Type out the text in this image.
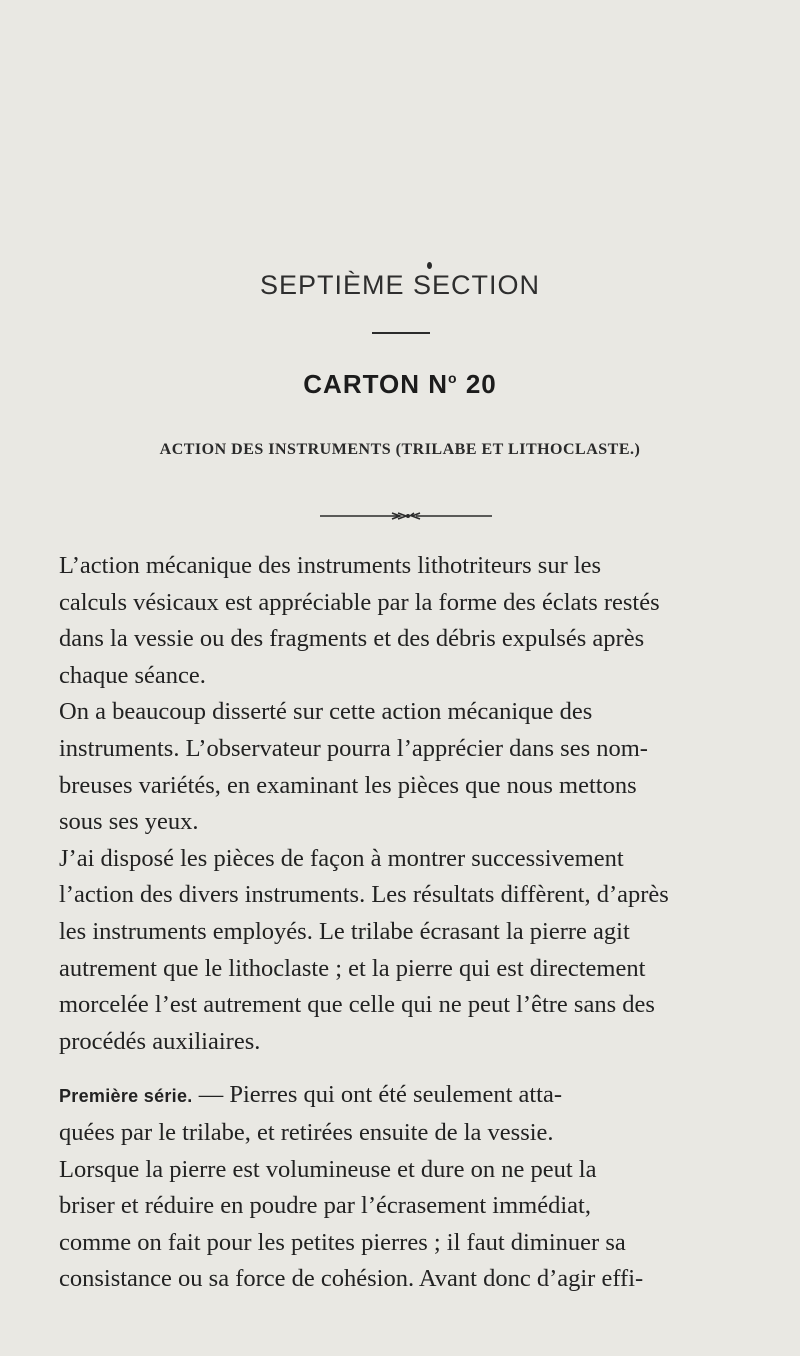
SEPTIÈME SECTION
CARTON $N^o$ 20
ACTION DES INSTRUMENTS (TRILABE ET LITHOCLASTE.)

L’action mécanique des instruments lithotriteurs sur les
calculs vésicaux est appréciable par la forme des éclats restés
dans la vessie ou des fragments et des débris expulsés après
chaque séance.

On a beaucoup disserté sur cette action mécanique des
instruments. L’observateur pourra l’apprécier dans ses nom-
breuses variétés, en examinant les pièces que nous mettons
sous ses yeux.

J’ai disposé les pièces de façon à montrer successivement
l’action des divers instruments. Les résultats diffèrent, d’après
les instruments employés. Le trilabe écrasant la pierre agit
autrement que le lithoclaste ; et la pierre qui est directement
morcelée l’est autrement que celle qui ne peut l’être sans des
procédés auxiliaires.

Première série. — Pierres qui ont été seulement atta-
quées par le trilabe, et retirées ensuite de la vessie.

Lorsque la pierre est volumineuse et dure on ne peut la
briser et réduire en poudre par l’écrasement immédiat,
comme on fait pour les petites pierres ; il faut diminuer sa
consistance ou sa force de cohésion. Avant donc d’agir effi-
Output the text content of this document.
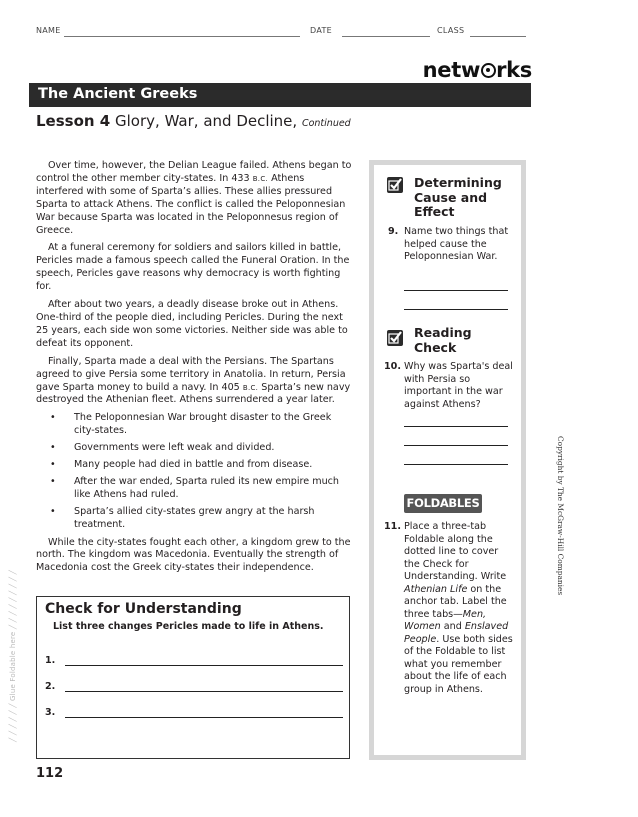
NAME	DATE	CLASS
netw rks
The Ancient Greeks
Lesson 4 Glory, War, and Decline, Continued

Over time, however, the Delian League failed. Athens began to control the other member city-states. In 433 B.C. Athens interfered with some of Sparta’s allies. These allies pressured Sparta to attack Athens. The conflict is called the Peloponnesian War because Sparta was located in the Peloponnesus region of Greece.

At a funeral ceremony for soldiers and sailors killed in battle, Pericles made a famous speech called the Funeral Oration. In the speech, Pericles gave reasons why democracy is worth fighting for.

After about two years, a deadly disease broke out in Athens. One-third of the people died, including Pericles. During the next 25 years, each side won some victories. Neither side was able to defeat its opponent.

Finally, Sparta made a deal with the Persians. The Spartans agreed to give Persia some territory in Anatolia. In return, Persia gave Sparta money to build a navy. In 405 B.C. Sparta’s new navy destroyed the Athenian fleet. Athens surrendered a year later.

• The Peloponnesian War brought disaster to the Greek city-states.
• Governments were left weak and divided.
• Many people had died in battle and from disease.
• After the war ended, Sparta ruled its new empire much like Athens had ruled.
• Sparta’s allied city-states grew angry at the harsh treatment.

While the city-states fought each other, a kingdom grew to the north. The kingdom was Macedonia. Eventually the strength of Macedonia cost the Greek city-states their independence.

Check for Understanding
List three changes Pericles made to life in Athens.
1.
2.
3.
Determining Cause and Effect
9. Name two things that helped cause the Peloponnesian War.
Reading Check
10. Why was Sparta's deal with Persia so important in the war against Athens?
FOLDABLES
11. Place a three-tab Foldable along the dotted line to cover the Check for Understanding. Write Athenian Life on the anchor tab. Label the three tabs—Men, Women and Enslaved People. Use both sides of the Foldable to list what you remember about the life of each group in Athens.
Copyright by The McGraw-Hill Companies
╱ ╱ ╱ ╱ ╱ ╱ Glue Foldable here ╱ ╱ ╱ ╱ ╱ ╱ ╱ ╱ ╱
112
* * *
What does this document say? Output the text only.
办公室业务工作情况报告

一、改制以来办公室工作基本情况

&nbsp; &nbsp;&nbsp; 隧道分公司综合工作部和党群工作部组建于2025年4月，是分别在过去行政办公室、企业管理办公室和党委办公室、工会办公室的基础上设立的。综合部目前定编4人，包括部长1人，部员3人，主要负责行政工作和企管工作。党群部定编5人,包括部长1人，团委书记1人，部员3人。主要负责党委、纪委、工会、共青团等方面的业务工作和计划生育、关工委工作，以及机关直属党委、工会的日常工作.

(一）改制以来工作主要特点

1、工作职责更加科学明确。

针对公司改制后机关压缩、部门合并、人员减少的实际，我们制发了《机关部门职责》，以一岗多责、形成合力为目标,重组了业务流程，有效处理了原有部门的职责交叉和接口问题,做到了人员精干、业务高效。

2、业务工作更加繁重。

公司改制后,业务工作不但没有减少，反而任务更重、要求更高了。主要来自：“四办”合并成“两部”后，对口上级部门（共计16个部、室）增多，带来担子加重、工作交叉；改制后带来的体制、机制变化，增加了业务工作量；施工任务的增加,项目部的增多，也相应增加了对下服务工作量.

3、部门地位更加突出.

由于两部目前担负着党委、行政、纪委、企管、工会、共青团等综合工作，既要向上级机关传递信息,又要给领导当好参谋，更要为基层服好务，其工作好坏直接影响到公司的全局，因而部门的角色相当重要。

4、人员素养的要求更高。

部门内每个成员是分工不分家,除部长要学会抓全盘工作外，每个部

→ THE TASK:
Show every line in the records above that contains the word "After".

→ TASK ANSWER:
After about two years, a deadly disease broke out in Athens. One-third of the people died, including Pericles. During the next 25 years, each side won some victories. Neither side was able to defeat its opponent.
• After the war ended, Sparta ruled its new empire much like Athens had ruled.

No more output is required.